**Short exercise:** Pick out each line in these entries that contains the string "військового".
= = = = =
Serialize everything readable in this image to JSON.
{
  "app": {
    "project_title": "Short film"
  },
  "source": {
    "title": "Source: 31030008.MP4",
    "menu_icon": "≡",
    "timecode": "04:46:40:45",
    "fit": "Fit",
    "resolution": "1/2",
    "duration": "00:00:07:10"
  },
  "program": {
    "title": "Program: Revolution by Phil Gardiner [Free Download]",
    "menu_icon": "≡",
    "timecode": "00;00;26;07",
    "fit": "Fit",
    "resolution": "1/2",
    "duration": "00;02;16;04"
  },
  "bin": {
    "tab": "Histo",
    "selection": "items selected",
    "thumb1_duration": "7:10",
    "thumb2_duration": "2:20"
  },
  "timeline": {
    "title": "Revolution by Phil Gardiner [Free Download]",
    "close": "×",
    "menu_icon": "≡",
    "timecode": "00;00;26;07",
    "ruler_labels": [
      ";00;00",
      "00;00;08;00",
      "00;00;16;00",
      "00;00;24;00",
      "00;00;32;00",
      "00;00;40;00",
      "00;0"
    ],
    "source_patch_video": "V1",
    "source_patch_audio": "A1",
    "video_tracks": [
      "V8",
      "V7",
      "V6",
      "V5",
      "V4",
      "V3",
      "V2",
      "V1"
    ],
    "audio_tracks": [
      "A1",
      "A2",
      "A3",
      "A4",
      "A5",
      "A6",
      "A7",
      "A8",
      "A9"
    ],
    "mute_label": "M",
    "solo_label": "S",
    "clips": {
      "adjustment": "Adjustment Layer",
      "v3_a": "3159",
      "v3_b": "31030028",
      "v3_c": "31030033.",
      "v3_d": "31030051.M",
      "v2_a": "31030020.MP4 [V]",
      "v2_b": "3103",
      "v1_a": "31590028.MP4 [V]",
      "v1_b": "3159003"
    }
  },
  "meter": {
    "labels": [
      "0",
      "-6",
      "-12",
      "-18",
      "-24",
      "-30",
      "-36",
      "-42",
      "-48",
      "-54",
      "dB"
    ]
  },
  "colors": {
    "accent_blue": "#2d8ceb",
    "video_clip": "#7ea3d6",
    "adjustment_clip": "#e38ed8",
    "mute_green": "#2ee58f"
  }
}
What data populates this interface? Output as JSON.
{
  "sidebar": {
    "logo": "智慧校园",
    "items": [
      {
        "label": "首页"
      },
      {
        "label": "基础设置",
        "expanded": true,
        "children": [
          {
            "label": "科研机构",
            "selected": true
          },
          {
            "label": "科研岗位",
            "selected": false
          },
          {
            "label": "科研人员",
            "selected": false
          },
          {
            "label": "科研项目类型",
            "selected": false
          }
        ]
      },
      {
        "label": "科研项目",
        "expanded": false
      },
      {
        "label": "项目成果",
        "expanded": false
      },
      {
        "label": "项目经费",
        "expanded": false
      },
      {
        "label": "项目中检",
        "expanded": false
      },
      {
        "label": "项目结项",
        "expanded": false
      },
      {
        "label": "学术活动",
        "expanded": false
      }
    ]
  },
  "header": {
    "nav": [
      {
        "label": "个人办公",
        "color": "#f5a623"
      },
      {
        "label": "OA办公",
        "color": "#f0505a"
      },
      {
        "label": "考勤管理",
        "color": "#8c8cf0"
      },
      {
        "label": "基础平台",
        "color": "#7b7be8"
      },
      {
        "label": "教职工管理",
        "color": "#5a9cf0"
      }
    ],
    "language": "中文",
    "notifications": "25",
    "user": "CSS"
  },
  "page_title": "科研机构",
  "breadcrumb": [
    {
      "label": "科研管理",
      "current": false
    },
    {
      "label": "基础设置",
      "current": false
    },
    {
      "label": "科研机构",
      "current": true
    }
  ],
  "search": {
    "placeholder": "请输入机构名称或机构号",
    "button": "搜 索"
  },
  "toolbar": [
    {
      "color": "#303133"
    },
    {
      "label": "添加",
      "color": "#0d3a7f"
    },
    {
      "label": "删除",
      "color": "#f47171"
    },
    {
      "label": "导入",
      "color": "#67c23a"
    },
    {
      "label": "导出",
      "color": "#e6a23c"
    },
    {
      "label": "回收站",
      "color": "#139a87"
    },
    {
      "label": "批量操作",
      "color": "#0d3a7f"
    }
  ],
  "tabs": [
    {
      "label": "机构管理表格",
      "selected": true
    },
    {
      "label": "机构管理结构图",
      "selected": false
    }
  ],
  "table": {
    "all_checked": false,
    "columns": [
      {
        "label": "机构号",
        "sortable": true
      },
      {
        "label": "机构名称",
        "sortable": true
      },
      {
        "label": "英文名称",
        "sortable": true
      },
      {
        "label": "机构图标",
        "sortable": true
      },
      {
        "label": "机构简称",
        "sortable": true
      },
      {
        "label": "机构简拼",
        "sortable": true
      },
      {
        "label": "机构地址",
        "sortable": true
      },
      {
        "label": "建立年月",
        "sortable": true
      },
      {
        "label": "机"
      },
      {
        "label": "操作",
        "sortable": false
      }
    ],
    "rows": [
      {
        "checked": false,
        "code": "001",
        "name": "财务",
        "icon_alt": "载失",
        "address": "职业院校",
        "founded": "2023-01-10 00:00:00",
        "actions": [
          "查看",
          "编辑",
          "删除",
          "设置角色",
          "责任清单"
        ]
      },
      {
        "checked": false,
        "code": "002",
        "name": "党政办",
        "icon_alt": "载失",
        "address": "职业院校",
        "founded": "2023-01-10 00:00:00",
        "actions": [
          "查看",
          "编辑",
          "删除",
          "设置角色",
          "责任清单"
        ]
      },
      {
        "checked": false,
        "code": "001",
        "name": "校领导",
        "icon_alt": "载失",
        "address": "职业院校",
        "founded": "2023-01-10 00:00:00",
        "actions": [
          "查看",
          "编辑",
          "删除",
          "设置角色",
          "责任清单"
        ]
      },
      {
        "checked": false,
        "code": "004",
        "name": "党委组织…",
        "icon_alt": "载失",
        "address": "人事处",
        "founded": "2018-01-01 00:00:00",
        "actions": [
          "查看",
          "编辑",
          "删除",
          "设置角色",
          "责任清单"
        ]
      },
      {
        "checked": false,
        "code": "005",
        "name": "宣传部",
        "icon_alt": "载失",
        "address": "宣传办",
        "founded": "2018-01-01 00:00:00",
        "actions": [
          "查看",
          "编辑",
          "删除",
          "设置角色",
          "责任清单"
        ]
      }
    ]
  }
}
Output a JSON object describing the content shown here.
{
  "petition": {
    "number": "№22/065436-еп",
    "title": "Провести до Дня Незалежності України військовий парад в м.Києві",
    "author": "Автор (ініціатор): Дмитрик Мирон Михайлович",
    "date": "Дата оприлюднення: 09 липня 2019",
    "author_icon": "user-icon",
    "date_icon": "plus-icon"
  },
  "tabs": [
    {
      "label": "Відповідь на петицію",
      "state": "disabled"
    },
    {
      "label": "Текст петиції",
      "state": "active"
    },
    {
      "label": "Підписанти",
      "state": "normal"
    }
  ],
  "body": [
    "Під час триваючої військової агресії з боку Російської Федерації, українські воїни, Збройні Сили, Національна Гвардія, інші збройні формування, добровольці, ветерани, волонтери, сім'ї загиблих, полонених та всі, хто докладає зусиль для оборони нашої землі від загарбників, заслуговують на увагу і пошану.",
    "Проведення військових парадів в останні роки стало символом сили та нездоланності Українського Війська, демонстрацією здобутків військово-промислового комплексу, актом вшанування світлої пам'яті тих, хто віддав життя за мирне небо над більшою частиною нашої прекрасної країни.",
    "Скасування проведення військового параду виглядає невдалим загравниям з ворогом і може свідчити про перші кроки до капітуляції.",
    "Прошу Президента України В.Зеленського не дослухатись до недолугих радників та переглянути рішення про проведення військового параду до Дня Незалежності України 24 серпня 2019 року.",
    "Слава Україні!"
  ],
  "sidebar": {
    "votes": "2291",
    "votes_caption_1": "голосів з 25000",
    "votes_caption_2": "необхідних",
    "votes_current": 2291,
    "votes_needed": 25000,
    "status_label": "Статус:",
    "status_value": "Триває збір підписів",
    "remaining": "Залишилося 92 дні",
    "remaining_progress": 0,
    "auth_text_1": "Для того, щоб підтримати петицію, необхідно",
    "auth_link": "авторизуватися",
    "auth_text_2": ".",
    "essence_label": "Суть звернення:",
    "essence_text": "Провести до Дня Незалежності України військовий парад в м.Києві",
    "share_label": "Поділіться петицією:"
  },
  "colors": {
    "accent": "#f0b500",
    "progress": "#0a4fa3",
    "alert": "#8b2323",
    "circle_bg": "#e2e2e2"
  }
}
= = = = =
**Full output:**
    "Скасування проведення військового параду виглядає невдалим загравниям з ворогом і може свідчити про перші кроки до капітуляції.",
    "Прошу Президента України В.Зеленського не дослухатись до недолугих радників та переглянути рішення про проведення військового параду до Дня Незалежності України 24 серпня 2019 року.",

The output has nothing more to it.